** Given instruction **
Extract all lines that hold the string "project".

** begin Material for the task **

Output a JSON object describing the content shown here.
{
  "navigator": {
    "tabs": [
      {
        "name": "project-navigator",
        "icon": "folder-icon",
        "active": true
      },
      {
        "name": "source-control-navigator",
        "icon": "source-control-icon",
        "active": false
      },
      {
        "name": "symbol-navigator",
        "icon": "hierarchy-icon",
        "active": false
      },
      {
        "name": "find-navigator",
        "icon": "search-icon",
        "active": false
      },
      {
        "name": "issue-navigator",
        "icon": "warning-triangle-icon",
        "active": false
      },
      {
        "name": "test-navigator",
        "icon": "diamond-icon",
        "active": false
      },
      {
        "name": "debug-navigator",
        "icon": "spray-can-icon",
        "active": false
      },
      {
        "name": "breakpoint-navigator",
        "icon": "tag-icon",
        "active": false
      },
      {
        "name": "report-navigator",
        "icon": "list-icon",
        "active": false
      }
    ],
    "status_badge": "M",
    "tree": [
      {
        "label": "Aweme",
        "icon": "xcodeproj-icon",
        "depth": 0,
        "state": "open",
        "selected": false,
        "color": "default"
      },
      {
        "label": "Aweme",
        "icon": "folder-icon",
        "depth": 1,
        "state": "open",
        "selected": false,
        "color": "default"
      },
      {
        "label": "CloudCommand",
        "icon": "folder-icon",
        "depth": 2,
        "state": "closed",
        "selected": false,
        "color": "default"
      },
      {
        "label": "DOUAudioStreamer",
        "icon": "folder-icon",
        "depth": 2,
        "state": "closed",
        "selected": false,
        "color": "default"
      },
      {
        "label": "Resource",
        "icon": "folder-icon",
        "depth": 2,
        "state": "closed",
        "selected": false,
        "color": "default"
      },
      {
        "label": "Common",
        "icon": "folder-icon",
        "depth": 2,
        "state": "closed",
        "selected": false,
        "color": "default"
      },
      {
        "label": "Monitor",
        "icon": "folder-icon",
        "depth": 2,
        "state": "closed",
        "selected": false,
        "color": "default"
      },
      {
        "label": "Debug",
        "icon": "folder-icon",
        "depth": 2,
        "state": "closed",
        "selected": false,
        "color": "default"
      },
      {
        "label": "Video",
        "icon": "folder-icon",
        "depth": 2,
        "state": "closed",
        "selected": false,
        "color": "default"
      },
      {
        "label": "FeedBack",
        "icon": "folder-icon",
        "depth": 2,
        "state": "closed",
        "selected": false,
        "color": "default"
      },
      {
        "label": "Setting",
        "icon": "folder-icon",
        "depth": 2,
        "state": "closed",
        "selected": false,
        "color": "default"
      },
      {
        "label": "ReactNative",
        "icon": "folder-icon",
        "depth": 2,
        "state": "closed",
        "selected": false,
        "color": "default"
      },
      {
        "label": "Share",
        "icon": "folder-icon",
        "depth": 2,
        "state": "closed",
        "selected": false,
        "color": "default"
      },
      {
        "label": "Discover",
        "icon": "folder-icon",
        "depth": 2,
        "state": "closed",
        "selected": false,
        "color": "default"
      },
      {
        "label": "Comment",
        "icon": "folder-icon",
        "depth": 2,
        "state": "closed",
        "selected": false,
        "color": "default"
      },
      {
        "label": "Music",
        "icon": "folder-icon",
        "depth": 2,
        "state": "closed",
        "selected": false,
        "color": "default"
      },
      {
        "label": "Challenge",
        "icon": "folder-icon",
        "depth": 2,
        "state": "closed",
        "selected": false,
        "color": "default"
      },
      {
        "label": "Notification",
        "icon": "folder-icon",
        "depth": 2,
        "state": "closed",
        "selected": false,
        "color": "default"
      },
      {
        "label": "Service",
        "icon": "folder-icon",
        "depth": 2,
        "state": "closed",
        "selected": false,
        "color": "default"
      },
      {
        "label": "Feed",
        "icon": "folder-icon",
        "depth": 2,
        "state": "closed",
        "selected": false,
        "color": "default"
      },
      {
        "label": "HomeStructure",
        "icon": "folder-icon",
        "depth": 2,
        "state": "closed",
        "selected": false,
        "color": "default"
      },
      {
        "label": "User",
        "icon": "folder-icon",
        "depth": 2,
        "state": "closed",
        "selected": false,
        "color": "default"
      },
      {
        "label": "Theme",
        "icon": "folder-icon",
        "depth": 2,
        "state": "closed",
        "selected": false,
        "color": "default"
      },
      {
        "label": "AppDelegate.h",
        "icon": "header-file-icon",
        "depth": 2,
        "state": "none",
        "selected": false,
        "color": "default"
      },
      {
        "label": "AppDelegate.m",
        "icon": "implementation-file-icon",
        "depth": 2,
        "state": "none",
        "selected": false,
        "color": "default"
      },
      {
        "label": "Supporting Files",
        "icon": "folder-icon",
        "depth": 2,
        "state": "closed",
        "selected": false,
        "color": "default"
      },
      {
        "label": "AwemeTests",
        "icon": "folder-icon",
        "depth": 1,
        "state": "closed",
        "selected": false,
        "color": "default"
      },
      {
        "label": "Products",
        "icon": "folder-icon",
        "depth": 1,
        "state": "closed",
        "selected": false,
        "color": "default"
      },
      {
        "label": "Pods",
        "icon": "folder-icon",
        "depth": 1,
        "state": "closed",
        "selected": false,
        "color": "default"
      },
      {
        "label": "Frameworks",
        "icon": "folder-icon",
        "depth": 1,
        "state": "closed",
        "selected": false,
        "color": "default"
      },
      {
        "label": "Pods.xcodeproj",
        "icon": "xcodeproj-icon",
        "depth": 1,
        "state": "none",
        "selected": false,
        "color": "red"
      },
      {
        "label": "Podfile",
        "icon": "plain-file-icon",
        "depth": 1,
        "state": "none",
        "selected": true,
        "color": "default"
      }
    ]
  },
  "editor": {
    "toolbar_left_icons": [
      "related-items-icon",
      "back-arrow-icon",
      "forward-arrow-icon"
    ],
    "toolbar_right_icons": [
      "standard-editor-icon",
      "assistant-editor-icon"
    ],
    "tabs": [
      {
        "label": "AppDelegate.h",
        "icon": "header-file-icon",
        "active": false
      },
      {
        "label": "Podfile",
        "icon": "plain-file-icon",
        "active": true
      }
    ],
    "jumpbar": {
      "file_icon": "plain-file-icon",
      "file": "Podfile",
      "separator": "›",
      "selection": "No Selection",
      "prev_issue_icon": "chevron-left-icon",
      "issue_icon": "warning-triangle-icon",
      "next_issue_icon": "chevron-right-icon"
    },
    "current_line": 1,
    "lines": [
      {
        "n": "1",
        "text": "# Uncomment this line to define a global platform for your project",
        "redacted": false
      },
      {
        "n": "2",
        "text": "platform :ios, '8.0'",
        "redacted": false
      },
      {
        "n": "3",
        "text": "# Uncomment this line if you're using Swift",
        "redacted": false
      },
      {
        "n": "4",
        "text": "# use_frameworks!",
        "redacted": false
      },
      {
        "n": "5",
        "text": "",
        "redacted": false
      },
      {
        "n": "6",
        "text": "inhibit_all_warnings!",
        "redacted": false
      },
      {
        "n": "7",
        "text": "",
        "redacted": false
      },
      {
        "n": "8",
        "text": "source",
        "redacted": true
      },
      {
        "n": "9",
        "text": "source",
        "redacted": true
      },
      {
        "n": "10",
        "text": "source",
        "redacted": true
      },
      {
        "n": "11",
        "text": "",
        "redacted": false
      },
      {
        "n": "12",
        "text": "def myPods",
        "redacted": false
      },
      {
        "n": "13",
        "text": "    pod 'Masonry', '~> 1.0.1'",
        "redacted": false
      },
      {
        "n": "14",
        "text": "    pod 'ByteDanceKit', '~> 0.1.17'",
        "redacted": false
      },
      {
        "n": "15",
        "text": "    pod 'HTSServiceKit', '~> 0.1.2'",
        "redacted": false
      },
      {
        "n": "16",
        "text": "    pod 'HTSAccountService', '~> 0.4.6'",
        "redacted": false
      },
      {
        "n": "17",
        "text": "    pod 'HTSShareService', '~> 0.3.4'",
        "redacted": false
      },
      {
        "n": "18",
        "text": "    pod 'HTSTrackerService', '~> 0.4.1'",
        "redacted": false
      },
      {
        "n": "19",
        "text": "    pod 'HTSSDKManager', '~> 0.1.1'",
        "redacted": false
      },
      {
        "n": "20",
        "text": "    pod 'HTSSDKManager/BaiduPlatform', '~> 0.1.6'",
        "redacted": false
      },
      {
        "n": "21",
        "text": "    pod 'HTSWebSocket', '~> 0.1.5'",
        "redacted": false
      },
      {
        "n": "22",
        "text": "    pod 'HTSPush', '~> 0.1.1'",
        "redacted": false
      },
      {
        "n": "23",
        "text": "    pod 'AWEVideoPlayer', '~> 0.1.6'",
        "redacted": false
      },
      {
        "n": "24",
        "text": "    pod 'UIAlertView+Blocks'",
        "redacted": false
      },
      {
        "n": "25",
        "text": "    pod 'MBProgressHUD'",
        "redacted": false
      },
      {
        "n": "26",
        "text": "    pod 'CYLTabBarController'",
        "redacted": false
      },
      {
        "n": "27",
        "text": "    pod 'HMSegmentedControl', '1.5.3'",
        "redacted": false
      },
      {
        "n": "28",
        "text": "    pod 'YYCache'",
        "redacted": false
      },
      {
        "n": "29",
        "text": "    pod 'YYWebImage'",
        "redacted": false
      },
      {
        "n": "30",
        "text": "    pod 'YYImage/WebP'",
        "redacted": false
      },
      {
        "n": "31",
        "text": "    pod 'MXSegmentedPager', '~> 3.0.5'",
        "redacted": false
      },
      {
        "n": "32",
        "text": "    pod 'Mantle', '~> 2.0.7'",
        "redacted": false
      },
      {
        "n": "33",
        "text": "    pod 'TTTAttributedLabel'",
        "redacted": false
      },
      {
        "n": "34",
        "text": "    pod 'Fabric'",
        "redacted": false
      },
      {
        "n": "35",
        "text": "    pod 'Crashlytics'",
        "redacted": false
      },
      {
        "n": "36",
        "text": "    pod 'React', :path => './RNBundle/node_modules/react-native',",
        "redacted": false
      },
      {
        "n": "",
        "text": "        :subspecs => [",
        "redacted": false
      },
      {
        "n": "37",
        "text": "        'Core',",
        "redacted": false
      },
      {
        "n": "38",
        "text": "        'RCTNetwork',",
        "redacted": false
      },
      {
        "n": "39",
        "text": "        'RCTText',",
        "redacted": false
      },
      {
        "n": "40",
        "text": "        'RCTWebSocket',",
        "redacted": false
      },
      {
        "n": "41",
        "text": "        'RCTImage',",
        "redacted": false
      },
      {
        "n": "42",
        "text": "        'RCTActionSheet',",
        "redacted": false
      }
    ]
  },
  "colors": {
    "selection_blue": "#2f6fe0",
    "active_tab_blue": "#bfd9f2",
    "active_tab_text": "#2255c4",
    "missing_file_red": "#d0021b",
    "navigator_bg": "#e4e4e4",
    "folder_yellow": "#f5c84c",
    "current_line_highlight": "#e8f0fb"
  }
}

** end Material for the task **

** Answer in full **
        "name": "project-navigator",
        "text": "# Uncomment this line to define a global platform for your project",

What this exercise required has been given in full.